■ **What you are asked to do**: Copy out each line that includes the word "Descrizione".
──────── Input rows
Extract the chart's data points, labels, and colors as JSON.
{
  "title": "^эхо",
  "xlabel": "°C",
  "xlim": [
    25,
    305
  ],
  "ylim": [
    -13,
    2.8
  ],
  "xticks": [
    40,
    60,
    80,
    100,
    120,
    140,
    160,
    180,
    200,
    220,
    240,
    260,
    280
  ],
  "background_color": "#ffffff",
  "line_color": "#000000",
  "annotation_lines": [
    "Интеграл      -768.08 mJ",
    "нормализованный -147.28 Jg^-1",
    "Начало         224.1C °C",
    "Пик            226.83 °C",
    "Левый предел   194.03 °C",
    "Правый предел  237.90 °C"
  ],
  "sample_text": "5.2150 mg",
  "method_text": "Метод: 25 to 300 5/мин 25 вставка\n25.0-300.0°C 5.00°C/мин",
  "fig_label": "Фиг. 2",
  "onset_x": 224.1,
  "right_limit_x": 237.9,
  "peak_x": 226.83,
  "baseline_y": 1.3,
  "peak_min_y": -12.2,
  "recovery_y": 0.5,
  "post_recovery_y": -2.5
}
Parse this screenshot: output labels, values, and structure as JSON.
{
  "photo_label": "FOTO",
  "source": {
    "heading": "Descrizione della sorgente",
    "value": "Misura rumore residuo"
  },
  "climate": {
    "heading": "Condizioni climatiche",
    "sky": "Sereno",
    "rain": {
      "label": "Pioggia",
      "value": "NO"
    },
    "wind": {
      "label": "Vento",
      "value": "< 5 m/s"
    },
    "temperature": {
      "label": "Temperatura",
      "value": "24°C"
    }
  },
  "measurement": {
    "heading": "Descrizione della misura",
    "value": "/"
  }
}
────────────────
■ **Result below**:
    "heading": "Descrizione della sorgente",
    "heading": "Descrizione della misura",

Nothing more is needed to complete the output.